Le consegne
a) Rispondi a queste domande sul brano su Houellebecq:
(i) Di che cosa è diretta conseguenza la tendenza a proporre scenari futuri?
(ii) Per che cosa la profezia è solo un modo estremizzato?
(iii) Di quale difetto non si possono tacciare i personaggi di Houellebecq?
b) Riassumi il brano su Houellebecq in due frasi.

┌─ Pagina

Questa tendenza a proporre scenari futuri, non sempre cupi o ironici a dire il vero, è una diretta conseguenza dell’impianto fortemente sociologico della sua visione, oltre che della convinzione, encomiabile, che un libro o influisce sulla realtà, o non è niente. La profezia è quindi l’orizzonte naturale di queste premesse, la loro logica deriva, prima che un vizio del loro autore, che sarebbe in fondo innocuo come quello di chi si diletta a far previsioni su questo o quello. E del resto non vale per se stessa, ma è solo un modo, estremizzato, per leggere il presente, per portarne alla superficie con maggior efficacia i meccanismi e le deficienze. Se andiamo a cercare negli scrittori previsioni o, peggio, rassicurazioni, sia pure negative, siamo fritti. Anche quando a pretenderlo è lo scrittore stesso.

Indubbiamente però Houellebecq qualcosa da dire ce l’ha: più o meno su tutto. E non si fa pregare a comunicarlo. I suoi personaggi  si possono tacciare di vari difetti ma non di reticenza, e infatti raramente si esimono dall’esternare ciò che pensano su questo e quello, o dal diffondersi in analisi, spesso notevoli per acume e arguzia, del mondo circostante e delle sue prospettive, e soprattutto delle proprie esistenze e attività, che interessantissime sempre non sono, invece. È la vita.

└─
┌─ Dati estratti

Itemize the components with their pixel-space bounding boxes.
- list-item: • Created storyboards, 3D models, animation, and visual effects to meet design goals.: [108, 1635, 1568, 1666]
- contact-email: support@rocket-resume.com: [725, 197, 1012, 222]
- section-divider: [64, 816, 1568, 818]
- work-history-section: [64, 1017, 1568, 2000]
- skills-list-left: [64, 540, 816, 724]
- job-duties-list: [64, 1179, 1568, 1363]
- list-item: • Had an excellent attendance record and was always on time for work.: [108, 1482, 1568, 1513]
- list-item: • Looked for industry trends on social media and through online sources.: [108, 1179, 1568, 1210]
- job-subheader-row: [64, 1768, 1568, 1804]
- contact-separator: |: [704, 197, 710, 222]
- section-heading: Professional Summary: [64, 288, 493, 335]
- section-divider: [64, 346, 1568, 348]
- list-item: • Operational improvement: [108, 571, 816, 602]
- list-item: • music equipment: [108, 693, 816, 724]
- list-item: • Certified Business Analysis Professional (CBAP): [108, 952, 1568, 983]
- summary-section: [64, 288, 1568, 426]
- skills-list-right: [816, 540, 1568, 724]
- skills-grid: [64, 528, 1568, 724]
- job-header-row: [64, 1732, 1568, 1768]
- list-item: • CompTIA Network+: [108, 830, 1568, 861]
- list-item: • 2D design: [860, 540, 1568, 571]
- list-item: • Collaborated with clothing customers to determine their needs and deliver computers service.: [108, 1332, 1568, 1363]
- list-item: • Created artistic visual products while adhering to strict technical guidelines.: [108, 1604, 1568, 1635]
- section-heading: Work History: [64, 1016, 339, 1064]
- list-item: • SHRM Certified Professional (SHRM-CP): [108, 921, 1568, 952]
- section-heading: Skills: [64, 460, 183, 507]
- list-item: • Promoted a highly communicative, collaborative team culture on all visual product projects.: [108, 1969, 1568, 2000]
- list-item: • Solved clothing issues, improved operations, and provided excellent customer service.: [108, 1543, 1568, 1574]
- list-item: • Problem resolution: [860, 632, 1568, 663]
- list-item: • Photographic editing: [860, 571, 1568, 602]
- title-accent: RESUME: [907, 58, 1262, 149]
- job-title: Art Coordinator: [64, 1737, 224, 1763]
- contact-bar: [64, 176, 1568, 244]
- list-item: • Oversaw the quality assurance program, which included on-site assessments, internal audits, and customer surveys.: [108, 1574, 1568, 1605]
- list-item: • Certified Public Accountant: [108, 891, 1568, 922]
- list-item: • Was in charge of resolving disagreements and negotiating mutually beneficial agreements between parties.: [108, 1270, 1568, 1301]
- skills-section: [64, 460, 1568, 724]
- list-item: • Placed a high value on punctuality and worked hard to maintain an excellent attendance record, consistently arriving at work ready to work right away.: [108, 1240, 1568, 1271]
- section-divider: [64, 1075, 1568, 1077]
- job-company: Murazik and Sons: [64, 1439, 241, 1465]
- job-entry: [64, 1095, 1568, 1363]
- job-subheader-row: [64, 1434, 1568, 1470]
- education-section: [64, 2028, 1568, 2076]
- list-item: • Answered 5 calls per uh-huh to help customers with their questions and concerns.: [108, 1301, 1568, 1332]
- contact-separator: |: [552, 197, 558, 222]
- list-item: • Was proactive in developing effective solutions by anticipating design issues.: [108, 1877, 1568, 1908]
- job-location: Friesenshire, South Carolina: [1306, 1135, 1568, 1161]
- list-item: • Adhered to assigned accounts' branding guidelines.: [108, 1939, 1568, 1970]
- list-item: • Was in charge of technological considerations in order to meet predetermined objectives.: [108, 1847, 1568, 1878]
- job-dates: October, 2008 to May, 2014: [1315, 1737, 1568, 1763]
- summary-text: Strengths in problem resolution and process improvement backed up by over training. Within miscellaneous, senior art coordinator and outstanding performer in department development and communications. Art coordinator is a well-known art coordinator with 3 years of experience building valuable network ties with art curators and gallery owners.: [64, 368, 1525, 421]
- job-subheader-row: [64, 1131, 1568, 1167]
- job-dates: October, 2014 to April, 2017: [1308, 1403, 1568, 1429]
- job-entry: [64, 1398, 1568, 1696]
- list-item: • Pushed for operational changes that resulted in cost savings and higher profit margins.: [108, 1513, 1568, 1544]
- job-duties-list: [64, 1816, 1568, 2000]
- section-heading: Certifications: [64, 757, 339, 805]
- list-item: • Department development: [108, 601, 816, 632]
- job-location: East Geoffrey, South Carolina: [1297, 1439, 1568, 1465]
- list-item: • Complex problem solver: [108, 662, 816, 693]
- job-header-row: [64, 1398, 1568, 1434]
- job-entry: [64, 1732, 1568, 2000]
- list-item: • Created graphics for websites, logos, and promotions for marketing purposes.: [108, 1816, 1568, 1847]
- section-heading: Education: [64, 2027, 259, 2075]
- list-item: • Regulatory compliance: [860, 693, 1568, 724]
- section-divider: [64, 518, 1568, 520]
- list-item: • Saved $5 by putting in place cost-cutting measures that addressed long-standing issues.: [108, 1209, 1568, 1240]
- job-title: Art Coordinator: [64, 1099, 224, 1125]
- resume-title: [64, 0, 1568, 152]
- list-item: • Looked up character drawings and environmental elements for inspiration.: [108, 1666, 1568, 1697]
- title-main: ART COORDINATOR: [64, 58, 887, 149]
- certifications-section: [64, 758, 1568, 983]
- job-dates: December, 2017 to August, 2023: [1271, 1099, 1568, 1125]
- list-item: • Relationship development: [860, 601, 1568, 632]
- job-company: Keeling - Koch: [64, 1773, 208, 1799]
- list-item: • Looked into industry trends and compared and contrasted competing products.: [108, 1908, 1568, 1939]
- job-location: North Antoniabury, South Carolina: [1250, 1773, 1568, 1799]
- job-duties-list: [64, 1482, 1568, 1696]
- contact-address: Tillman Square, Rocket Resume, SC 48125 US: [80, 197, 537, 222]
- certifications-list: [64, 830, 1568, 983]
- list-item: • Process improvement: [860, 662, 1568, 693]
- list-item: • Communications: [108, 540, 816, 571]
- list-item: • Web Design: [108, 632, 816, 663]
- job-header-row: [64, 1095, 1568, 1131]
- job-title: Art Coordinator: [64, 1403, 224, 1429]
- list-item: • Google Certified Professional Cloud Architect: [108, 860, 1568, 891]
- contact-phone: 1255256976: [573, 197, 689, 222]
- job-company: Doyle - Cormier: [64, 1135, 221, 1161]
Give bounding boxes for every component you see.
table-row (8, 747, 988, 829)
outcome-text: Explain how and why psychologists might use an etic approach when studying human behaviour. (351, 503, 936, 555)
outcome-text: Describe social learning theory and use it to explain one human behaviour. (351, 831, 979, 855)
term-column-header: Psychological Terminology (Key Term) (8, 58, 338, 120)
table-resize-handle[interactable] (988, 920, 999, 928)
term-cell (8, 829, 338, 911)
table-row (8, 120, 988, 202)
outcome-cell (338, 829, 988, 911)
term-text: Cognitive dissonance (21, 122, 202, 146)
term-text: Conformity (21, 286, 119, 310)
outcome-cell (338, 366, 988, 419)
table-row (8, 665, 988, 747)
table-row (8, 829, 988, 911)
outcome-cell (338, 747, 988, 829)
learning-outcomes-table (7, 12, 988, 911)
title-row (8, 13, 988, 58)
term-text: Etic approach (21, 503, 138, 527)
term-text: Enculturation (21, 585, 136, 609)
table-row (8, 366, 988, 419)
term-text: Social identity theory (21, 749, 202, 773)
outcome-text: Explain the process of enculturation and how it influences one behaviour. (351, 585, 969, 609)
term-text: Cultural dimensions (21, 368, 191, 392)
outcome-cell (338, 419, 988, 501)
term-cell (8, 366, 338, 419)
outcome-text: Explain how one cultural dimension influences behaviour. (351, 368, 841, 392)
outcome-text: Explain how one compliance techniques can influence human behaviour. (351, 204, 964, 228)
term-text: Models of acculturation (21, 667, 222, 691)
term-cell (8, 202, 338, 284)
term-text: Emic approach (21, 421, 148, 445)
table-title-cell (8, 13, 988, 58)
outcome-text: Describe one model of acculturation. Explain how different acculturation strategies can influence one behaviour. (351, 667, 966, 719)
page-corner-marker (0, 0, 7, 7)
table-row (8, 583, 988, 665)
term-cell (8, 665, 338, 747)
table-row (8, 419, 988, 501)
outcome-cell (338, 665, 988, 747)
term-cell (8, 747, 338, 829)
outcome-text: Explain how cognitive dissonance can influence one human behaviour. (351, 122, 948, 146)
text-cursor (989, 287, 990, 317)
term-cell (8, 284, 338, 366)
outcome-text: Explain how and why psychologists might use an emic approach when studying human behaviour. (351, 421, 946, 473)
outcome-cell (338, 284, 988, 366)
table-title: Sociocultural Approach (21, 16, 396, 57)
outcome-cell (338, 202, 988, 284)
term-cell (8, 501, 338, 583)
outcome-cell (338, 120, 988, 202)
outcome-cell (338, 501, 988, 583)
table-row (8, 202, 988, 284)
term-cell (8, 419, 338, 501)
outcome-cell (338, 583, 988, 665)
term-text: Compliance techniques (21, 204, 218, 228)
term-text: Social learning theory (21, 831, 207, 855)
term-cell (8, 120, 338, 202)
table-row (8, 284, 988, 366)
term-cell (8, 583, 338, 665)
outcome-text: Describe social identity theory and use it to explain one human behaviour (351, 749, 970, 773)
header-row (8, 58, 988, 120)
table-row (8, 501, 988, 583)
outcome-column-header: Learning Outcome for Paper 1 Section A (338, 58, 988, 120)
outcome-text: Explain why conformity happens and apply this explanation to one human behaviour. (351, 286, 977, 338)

└─

Risposte per consegna
a)
(i) Dell'impianto fortemente sociologico della sua visione e della convinzione che un libro o influisce sulla realtà, o non è niente.
(ii) Per leggere il presente e portarne alla superficie con maggior efficacia i meccanismi e le deficienze.
(iii) Della reticenza.

b) La tendenza a proporre scenari futuri nasce da una visione fortemente sociologica e dalla convinzione che un libro o influisce sulla realtà o non è niente, e la profezia è solo un modo estremizzato per leggere il presente. Houellebecq ha qualcosa da dire più o meno su tutto, e i suoi personaggi esternano ciò che pensano e analizzano, spesso con acume e arguzia, il mondo circostante e le proprie esistenze.